↓↓↓
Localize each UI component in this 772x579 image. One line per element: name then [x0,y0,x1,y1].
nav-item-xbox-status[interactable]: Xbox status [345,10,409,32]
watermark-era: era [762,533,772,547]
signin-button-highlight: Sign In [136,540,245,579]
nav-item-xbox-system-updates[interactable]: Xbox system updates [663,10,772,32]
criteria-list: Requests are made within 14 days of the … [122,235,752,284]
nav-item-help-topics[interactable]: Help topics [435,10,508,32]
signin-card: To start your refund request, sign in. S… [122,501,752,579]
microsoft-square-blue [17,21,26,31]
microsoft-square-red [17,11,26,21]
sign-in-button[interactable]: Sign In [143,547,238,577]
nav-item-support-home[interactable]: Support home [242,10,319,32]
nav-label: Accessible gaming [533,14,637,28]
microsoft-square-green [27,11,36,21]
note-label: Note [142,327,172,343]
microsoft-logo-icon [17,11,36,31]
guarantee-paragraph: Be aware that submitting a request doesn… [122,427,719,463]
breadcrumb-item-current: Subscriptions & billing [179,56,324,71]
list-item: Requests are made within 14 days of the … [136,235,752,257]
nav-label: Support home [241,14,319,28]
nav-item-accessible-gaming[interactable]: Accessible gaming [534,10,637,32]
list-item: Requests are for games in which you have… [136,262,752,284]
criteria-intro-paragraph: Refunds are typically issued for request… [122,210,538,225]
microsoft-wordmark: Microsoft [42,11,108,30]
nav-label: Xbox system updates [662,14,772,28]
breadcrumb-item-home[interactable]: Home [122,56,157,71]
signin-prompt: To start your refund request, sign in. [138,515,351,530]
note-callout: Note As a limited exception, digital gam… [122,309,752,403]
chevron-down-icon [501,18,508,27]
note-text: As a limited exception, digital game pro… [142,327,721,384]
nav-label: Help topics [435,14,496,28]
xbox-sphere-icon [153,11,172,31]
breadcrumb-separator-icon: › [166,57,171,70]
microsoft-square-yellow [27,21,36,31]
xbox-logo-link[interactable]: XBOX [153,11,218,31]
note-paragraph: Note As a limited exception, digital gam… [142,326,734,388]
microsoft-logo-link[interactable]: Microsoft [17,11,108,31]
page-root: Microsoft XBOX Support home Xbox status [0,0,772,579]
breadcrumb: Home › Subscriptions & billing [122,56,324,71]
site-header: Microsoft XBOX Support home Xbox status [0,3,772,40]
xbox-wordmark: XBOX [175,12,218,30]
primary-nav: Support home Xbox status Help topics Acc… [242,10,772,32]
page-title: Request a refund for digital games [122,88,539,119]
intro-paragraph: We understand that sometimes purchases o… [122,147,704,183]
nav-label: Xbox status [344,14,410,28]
↑↑↑
THE EXERCISE: Can you extract every row above and repeat each line verbatim?

FINISHED EXERCISE:
Localize each UI component in this 772x579 image. One line per element: name then [x0,y0,x1,y1].
nav-item-xbox-status[interactable]: Xbox status [345,10,409,32]
watermark-era: era [762,533,772,547]
signin-button-highlight: Sign In [136,540,245,579]
nav-item-xbox-system-updates[interactable]: Xbox system updates [663,10,772,32]
criteria-list: Requests are made within 14 days of the … [122,235,752,284]
nav-item-help-topics[interactable]: Help topics [435,10,508,32]
signin-card: To start your refund request, sign in. S… [122,501,752,579]
microsoft-square-blue [17,21,26,31]
microsoft-square-red [17,11,26,21]
sign-in-button[interactable]: Sign In [143,547,238,577]
nav-item-support-home[interactable]: Support home [242,10,319,32]
nav-label: Accessible gaming [533,14,637,28]
microsoft-square-green [27,11,36,21]
note-label: Note [142,327,172,343]
microsoft-logo-icon [17,11,36,31]
guarantee-paragraph: Be aware that submitting a request doesn… [122,427,719,463]
breadcrumb-item-current: Subscriptions & billing [179,56,324,71]
list-item: Requests are made within 14 days of the … [136,235,752,257]
nav-label: Support home [241,14,319,28]
nav-item-accessible-gaming[interactable]: Accessible gaming [534,10,637,32]
list-item: Requests are for games in which you have… [136,262,752,284]
criteria-intro-paragraph: Refunds are typically issued for request… [122,210,538,225]
microsoft-wordmark: Microsoft [42,11,108,30]
nav-label: Xbox system updates [662,14,772,28]
breadcrumb-item-home[interactable]: Home [122,56,157,71]
signin-prompt: To start your refund request, sign in. [138,515,351,530]
note-callout: Note As a limited exception, digital gam… [122,309,752,403]
chevron-down-icon [501,18,508,27]
note-text: As a limited exception, digital game pro… [142,327,721,384]
nav-label: Help topics [435,14,496,28]
xbox-sphere-icon [153,11,172,31]
breadcrumb-separator-icon: › [166,57,171,70]
microsoft-square-yellow [27,21,36,31]
xbox-logo-link[interactable]: XBOX [153,11,218,31]
note-paragraph: Note As a limited exception, digital gam… [142,326,734,388]
microsoft-logo-link[interactable]: Microsoft [17,11,108,31]
page-root: Microsoft XBOX Support home Xbox status [0,0,772,579]
breadcrumb: Home › Subscriptions & billing [122,56,324,71]
site-header: Microsoft XBOX Support home Xbox status [0,3,772,40]
xbox-wordmark: XBOX [175,12,218,30]
primary-nav: Support home Xbox status Help topics Acc… [242,10,772,32]
page-title: Request a refund for digital games [122,88,539,119]
intro-paragraph: We understand that sometimes purchases o… [122,147,704,183]
nav-label: Xbox status [344,14,410,28]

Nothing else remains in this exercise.